The exercise:
Check every line of the entries below for the word "this", and copy the ones that have it.

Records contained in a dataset
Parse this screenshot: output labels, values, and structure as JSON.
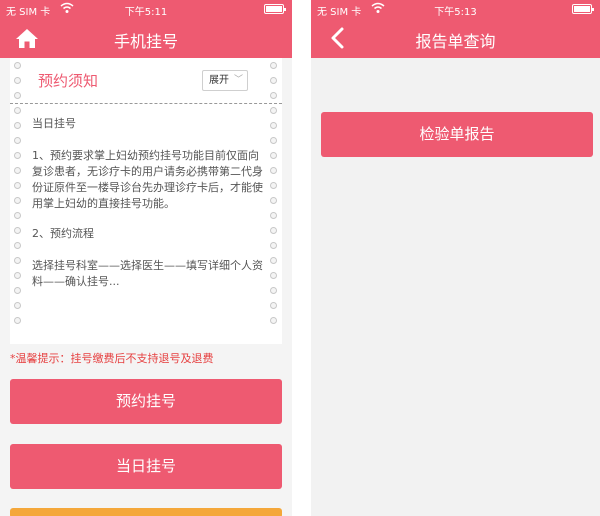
{
  "left_screen": {
    "status": {
      "carrier": "无 SIM 卡",
      "time": "下午5:11",
      "battery_level": 0.9
    },
    "navbar": {
      "title": "手机挂号",
      "home_icon": "home-icon"
    },
    "notice": {
      "title": "预约须知",
      "expand_label": "展开",
      "section_same_day": "当日挂号",
      "rule_1": "1、预约要求掌上妇幼预约挂号功能目前仅面向复诊患者，无诊疗卡的用户请务必携带第二代身份证原件至一楼导诊台先办理诊疗卡后，才能使用掌上妇幼的直接挂号功能。",
      "rule_2_title": "2、预约流程",
      "rule_2_steps": "选择挂号科室——选择医生——填写详细个人资料——确认挂号..."
    },
    "tip": "*温馨提示：挂号缴费后不支持退号及退费",
    "buttons": {
      "book": "预约挂号",
      "same_day": "当日挂号"
    }
  },
  "right_screen": {
    "status": {
      "carrier": "无 SIM 卡",
      "time": "下午5:13",
      "battery_level": 0.9
    },
    "navbar": {
      "title": "报告单查询",
      "back_icon": "chevron-left-icon"
    },
    "buttons": {
      "report": "检验单报告"
    }
  },
  "colors": {
    "accent": "#ee5a71",
    "tip": "#e64141",
    "orange": "#f4a73a"
  }
}
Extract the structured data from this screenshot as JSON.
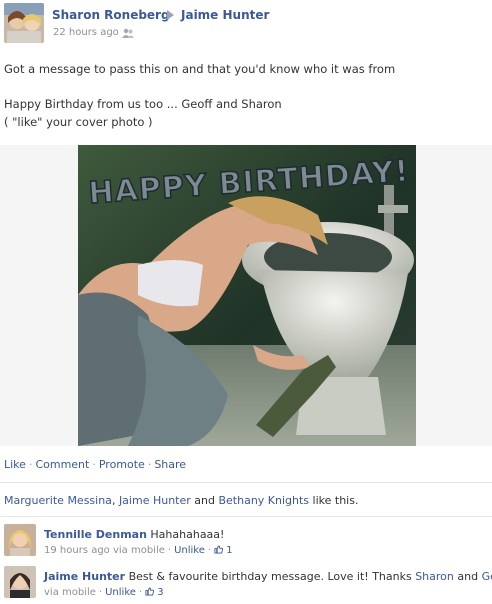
{
  "post": {
    "poster": "Sharon Roneberg",
    "recipient": "Jaime Hunter",
    "timestamp": "22 hours ago",
    "audience_icon": "friends-icon",
    "lines": [
      "Got a message to pass this on and that you'd know who it was from",
      "Happy Birthday from us too ... Geoff and Sharon",
      "( \"like\" your cover photo )"
    ],
    "photo_text": "HAPPY BIRTHDAY!"
  },
  "actions": {
    "like": "Like",
    "comment": "Comment",
    "promote": "Promote",
    "share": "Share",
    "separator": "·"
  },
  "likes": {
    "names": [
      "Marguerite Messina",
      "Jaime Hunter",
      "Bethany Knights"
    ],
    "sep1": ", ",
    "sep2": " and ",
    "suffix": " like this."
  },
  "comments": [
    {
      "author": "Tennille Denman",
      "text": "Hahahahaaa!",
      "time": "19 hours ago via mobile",
      "action": "Unlike",
      "likes": "1"
    },
    {
      "author": "Jaime Hunter",
      "text_before": "Best & favourite birthday message. Love it! Thanks ",
      "link1": "Sharon",
      "text_mid": " and ",
      "link2": "Geoff",
      "text_after": ".",
      "time": "via mobile",
      "action": "Unlike",
      "likes": "3"
    }
  ],
  "colors": {
    "link": "#3b5998",
    "meta": "#8f8f8f",
    "text": "#333333"
  }
}
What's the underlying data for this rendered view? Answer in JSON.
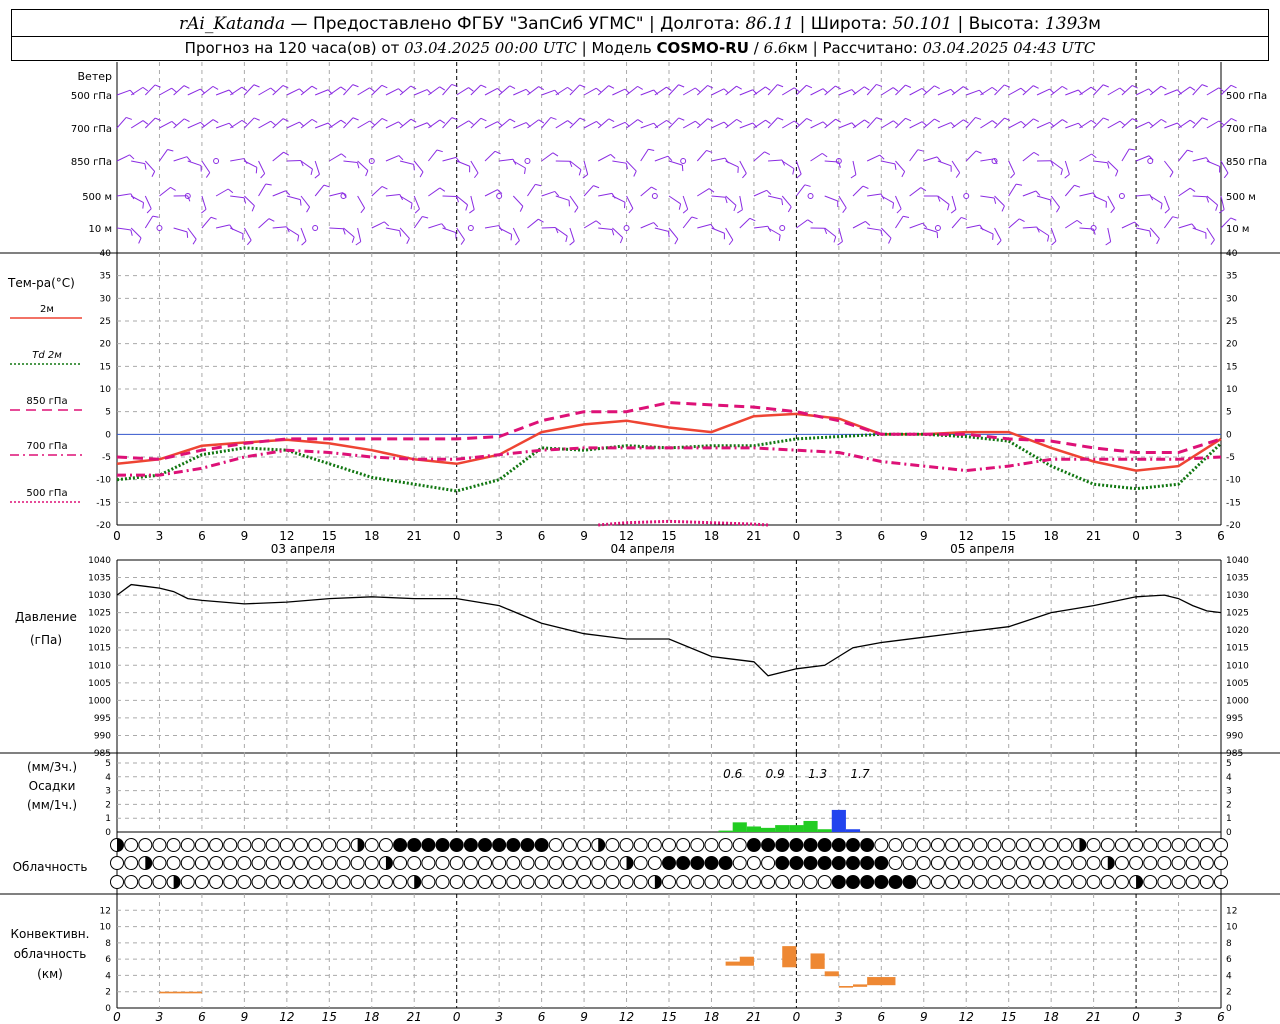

Answer:
Parse this screenshot: output labels, values, and structure as JSON.
Extract the structured data from this screenshot as JSON.
      "Got a message to pass this on and that you'd know who it was from",
    "suffix": " like this."
What's the underlying data for this rendered view? Answer in JSON.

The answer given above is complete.